* **Objective**: Return all lines that include the string "change".

* **Recorded data**:
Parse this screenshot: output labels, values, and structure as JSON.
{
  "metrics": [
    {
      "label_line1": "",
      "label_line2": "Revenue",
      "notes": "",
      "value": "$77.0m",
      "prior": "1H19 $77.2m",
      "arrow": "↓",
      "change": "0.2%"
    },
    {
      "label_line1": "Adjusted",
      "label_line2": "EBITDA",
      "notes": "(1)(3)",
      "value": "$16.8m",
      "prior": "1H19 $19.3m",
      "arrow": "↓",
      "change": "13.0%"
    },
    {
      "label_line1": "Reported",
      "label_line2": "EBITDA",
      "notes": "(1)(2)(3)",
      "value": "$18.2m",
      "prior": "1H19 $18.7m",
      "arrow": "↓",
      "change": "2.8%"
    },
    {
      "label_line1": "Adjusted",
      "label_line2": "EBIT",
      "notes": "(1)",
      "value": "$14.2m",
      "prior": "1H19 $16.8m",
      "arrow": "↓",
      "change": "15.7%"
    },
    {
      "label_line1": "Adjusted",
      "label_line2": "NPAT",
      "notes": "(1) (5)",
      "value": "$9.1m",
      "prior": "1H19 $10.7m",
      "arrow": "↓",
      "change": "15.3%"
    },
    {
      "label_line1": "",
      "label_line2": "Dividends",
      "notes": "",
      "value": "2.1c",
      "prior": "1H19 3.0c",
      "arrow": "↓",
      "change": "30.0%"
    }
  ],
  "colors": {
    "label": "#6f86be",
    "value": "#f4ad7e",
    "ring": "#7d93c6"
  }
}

* **Answer to the task**:
      "change": "0.2%"
      "change": "13.0%"
      "change": "2.8%"
      "change": "15.7%"
      "change": "15.3%"
      "change": "30.0%"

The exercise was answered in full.